**EXERCISE**
Pull every line containing "Минерал" out of the material below.

**DATA RECORDS**
◇ ◇ ◇ ◇ ◇ ◇ ◇

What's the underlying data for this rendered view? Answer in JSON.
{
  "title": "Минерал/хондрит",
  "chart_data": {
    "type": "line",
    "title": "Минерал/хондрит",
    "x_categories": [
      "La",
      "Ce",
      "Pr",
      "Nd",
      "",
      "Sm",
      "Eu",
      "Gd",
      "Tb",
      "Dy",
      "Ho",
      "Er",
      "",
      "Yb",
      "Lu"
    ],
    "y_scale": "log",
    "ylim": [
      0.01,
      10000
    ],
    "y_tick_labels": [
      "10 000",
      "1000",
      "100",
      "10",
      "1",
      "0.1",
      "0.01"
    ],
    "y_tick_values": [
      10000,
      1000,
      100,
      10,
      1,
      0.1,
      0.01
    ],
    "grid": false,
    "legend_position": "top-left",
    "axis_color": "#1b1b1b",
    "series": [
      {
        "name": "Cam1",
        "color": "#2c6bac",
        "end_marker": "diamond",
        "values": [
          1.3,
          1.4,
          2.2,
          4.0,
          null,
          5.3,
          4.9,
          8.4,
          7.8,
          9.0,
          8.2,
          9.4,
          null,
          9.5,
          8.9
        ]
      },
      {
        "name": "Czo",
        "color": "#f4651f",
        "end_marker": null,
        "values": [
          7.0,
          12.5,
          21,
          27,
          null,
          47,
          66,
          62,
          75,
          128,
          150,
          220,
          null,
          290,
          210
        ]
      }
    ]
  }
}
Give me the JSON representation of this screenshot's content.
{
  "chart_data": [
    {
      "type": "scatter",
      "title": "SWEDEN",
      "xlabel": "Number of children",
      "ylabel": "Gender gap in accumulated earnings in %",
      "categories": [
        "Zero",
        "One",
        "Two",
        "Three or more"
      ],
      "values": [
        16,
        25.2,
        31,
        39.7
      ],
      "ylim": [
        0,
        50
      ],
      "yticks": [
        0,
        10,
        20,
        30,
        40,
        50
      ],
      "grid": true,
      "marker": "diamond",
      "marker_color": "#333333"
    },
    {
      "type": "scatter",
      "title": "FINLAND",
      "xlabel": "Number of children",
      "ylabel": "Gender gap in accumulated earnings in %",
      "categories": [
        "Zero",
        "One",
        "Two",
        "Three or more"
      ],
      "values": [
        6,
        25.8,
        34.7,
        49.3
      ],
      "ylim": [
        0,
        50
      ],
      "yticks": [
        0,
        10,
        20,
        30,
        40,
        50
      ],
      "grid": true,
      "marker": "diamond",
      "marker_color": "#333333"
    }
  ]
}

◇ ◇ ◇ ◇ ◇ ◇ ◇

**ANSWER**
  "title": "Минерал/хондрит",
    "title": "Минерал/хондрит",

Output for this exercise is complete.